Stated goal: Give the number of lines in the data that hold the word "tabulations", and nothing else.

>> START Recorded information

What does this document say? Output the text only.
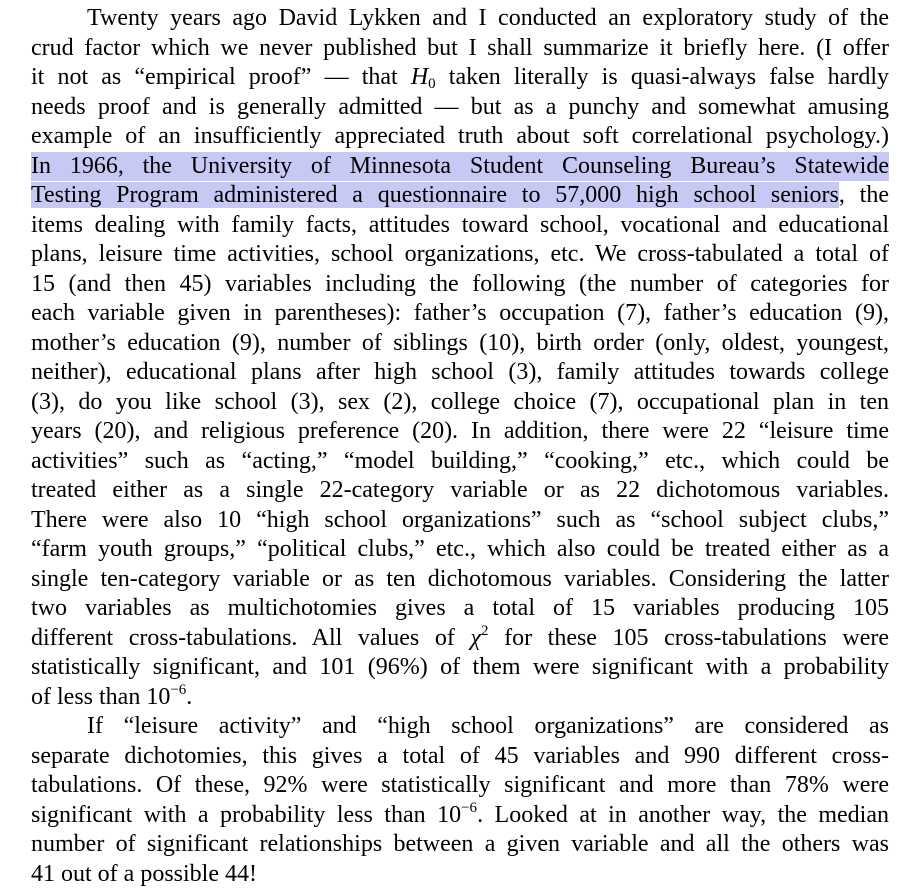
Twenty years ago David Lykken and I conducted an exploratory study of the
crud factor which we never published but I shall summarize it briefly here. (I offer
it not as “empirical proof” — that $H_0$ taken literally is quasi-always false hardly
needs proof and is generally admitted — but as a punchy and somewhat amusing
example of an insufficiently appreciated truth about soft correlational psychology.)
In 1966, the University of Minnesota Student Counseling Bureau’s Statewide
Testing Program administered a questionnaire to 57,000 high school seniors, the
items dealing with family facts, attitudes toward school, vocational and educational
plans, leisure time activities, school organizations, etc. We cross-tabulated a total of
15 (and then 45) variables including the following (the number of categories for
each variable given in parentheses): father’s occupation (7), father’s education (9),
mother’s education (9), number of siblings (10), birth order (only, oldest, youngest,
neither), educational plans after high school (3), family attitudes towards college
(3), do you like school (3), sex (2), college choice (7), occupational plan in ten
years (20), and religious preference (20). In addition, there were 22 “leisure time
activities” such as “acting,” “model building,” “cooking,” etc., which could be
treated either as a single 22-category variable or as 22 dichotomous variables.
There were also 10 “high school organizations” such as “school subject clubs,”
“farm youth groups,” “political clubs,” etc., which also could be treated either as a
single ten-category variable or as ten dichotomous variables. Considering the latter
two variables as multichotomies gives a total of 15 variables producing 105
different cross-tabulations. All values of $\chi^2$ for these 105 cross-tabulations were
statistically significant, and 101 (96%) of them were significant with a probability
of less than $10^{-6}$.
If “leisure activity” and “high school organizations” are considered as
separate dichotomies, this gives a total of 45 variables and 990 different cross-
tabulations. Of these, 92% were statistically significant and more than 78% were
significant with a probability less than $10^{-6}$. Looked at in another way, the median
number of significant relationships between a given variable and all the others was
41 out of a possible 44!
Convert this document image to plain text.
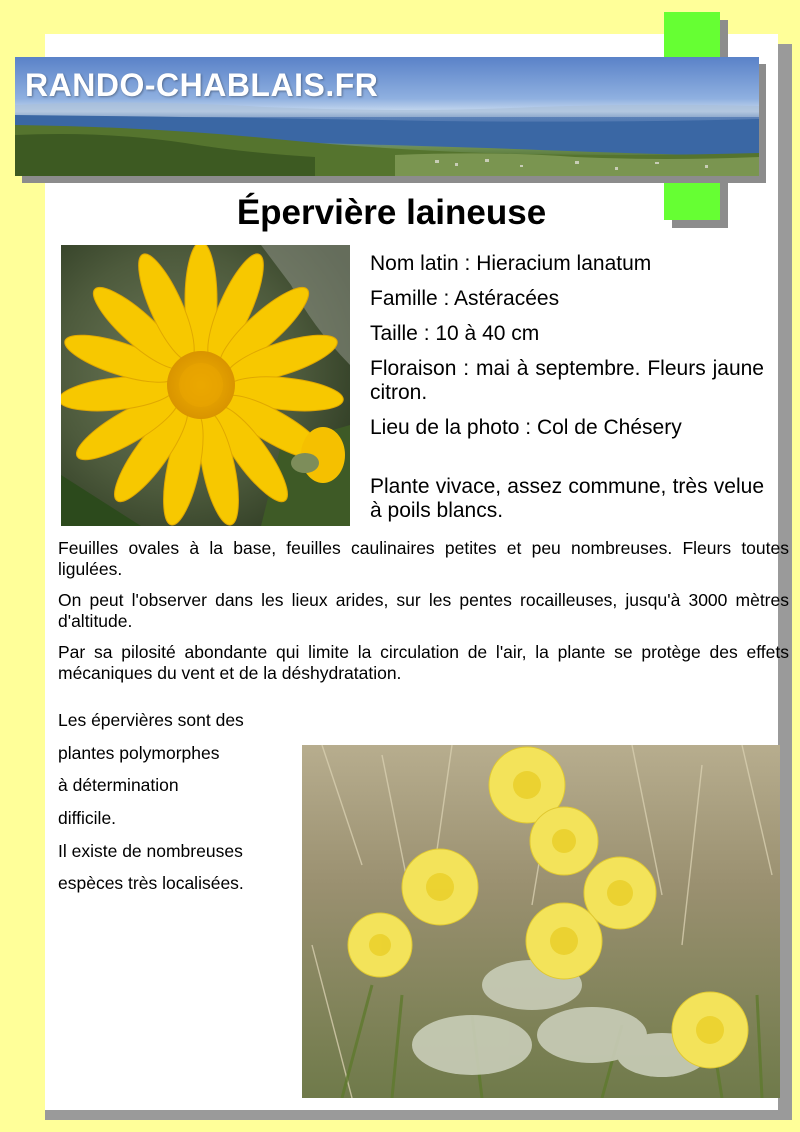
RANDO-CHABLAIS.FR
Épervière laineuse
Nom latin : Hieracium lanatum
Famille : Astéracées
Taille : 10 à 40 cm
Floraison : mai à septembre. Fleurs jaune citron.
Lieu de la photo : Col de Chésery
Plante vivace, assez commune, très velue à poils blancs.

Feuilles ovales à la base, feuilles caulinaires petites et peu nombreuses. Fleurs toutes ligulées.

On peut l'observer dans les lieux arides, sur les pentes rocailleuses, jusqu'à 3000 mètres d'altitude.

Par sa pilosité abondante qui limite la circulation de l'air, la plante se protège des effets mécaniques du vent et de la déshydratation.

Les épervières sont des
plantes polymorphes
à détermination
difficile.
Il existe de nombreuses
espèces très localisées.
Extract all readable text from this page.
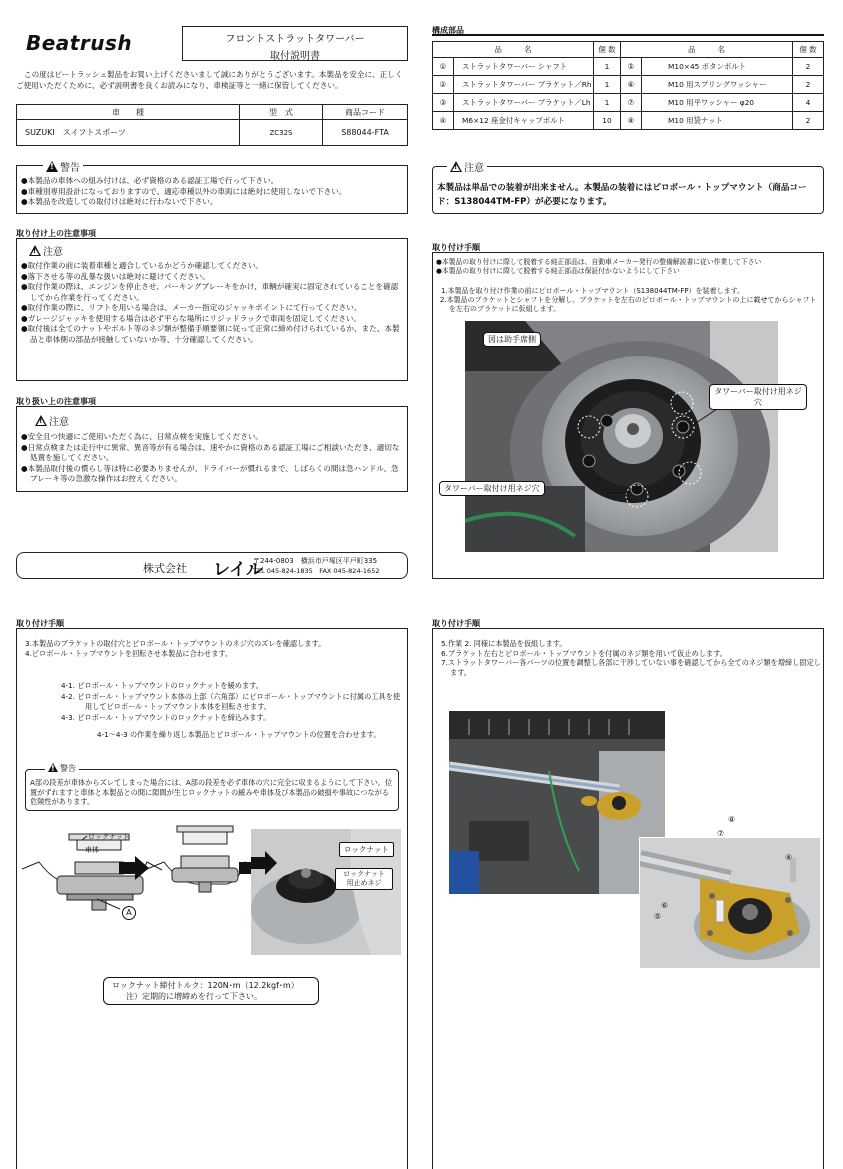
Beatrush	フロントストラットタワーバー
取付説明書
この度はビートラッシュ製品をお買い上げくださいまして誠にありがとうございます。本製品を安全に、正しくご使用いただくために、必ず説明書を良くお読みになり、車検証等と一緒に保管してください。
車　　種	型　式	商品コード
SUZUKI　スイフトスポーツ	ZC32S	S88044-FTA

●本製品の車体への組み付けは、必ず資格のある認証工場で行って下さい。

●車種別専用設計になっておりますので、適応車種以外の車両には絶対に使用しないで下さい。

●本製品を改造しての取付けは絶対に行わないで下さい。

!警告
取り付け上の注意事項
!注意

●取付作業の前に装着車種と適合しているかどうか確認してください。

●落下させる等の乱暴な扱いは絶対に避けてください。

●取付作業の際は、エンジンを停止させ、パーキングブレーキをかけ、車輌が確実に固定されていることを確認してから作業を行ってください。

●取付作業の際に、リフトを用いる場合は、メーカー指定のジャッキポイントにて行ってください。

●ガレージジャッキを使用する場合は必ず平らな場所にリジッドラックで車両を固定してください。

●取付後は全てのナットやボルト等のネジ類が整備手順要領に従って正常に締め付けられているか、また、本製品と車体側の部品が接触していないか等、十分確認してください。

取り扱い上の注意事項
!注意

●安全且つ快適にご使用いただく為に、日常点検を実施してください。

●日常点検または走行中に異常、異音等が有る場合は、速やかに資格のある認証工場にご相談いただき、適切な処置を施してください。

●本製品取付後の慣らし等は特に必要ありませんが、ドライバーが慣れるまで、しばらくの間は急ハンドル、急ブレーキ等の急激な操作はお控えください。

株式会社 レイル
〒244-0803　横浜市戸塚区平戸町335
TEL 045-824-1835　FAX 045-824-1652
構成部品
品　　　名		個 数	品　　　名		個 数
①	ストラットタワーバー シャフト	1	⑤	M10×45 ボタンボルト	2
②	ストラットタワーバー ブラケット／Rh	1	⑥	M10 用スプリングワッシャー	2
③	ストラットタワーバー ブラケット／Lh	1	⑦	M10 用平ワッシャー φ20	4
④	M6×12 座金付キャップボルト	10	⑧	M10 用袋ナット	2
本製品は単品での装着が出来ません。本製品の装着にはピロボール・トップマウント（商品コード：S138044TM-FP）が必要になります。
!注意
取り付け手順

●本製品の取り付けに際して脱着する純正部品は、自動車メーカー発行の整備解説書に従い作業して下さい

●本製品の取り付けに際して脱着する純正部品は保証付かないようにして下さい

1.本製品を取り付け作業の前にピロボール・トップマウント（S138044TM-FP）を装着します。

2.本製品のブラケットとシャフトを分解し、ブラケットを左右のピロボール・トップマウントの上に載せてからシャフトを左右のブラケットに仮組します。

図は助手席側
タワーバー取付け用ネジ穴
タワーバー取付け用ネジ穴
取り付け手順
3.本製品のブラケットの取付穴とピロボール・トップマウントのネジ穴のズレを確認します。
4.ピロボール・トップマウントを回転させ本製品に合わせます。

4-1. ピロボール・トップマウントのロックナットを緩めます。

4-2. ピロボール・トップマウント本体の上部（六角部）にピロボール・トップマウントに付属の工具を使用してピロボール・トップマウント本体を回転させます。

4-3. ピロボール・トップマウントのロックナットを締込みます。

4-1～4-3 の作業を繰り返し本製品とピロボール・トップマウントの位置を合わせます。
A部の段差が車体からズレてしまった場合には、A部の段差を必ず車体の穴に完全に収まるようにして下さい。位置がずれますと車体と本製品との間に隙間が生じロックナットの緩みや車体及び本製品の破損や事故につながる危険性があります。
!警告
ロックナット
車体
A
ロックナット
ロックナット用止めネジ
ロックナット締付トルク：120N･m（12.2kgf･m）
注）定期的に増締めを行って下さい。
取り付け手順

5.作業 2. 同様に本製品を仮組します。

6.ブラケット左右とピロボール・トップマウントを付属のネジ類を用いて仮止めします。

7.ストラットタワーバー各パーツの位置を調整し各部に干渉していない事を確認してから全てのネジ類を増締し固定します。

④
⑤
⑥
⑦
⑧
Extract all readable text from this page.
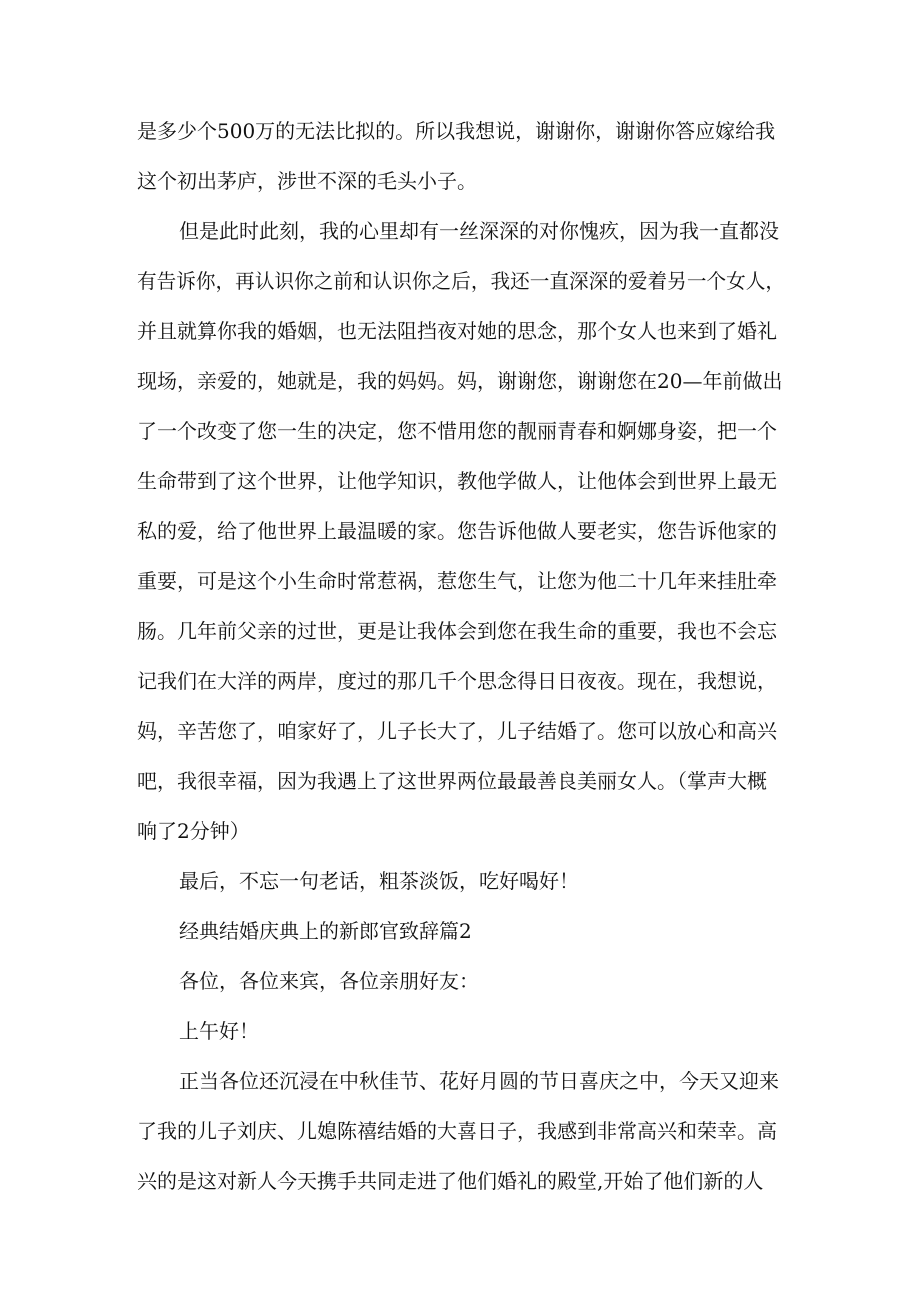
是多少个500万的无法比拟的。所以我想说，谢谢你，谢谢你答应嫁给我
这个初出茅庐，涉世不深的毛头小子。
但是此时此刻，我的心里却有一丝深深的对你愧疚，因为我一直都没
有告诉你，再认识你之前和认识你之后，我还一直深深的爱着另一个女人，
并且就算你我的婚姻，也无法阻挡夜对她的思念，那个女人也来到了婚礼
现场，亲爱的，她就是，我的妈妈。妈，谢谢您，谢谢您在20—年前做出
了一个改变了您一生的决定，您不惜用您的靓丽青春和婀娜身姿，把一个
生命带到了这个世界，让他学知识，教他学做人，让他体会到世界上最无
私的爱，给了他世界上最温暖的家。您告诉他做人要老实，您告诉他家的
重要，可是这个小生命时常惹祸，惹您生气，让您为他二十几年来挂肚牵
肠。几年前父亲的过世，更是让我体会到您在我生命的重要，我也不会忘
记我们在大洋的两岸，度过的那几千个思念得日日夜夜。现在，我想说，
妈，辛苦您了，咱家好了，儿子长大了，儿子结婚了。您可以放心和高兴
吧，我很幸福，因为我遇上了这世界两位最最善良美丽女人。（掌声大概
响了2分钟）
最后，不忘一句老话，粗茶淡饭，吃好喝好！
经典结婚庆典上的新郎官致辞篇2
各位，各位来宾，各位亲朋好友：
上午好！
正当各位还沉浸在中秋佳节、花好月圆的节日喜庆之中，今天又迎来
了我的儿子刘庆、儿媳陈禧结婚的大喜日子，我感到非常高兴和荣幸。高
兴的是这对新人今天携手共同走进了他们婚礼的殿堂,开始了他们新的人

>> END Recorded information

Reply to the task: 2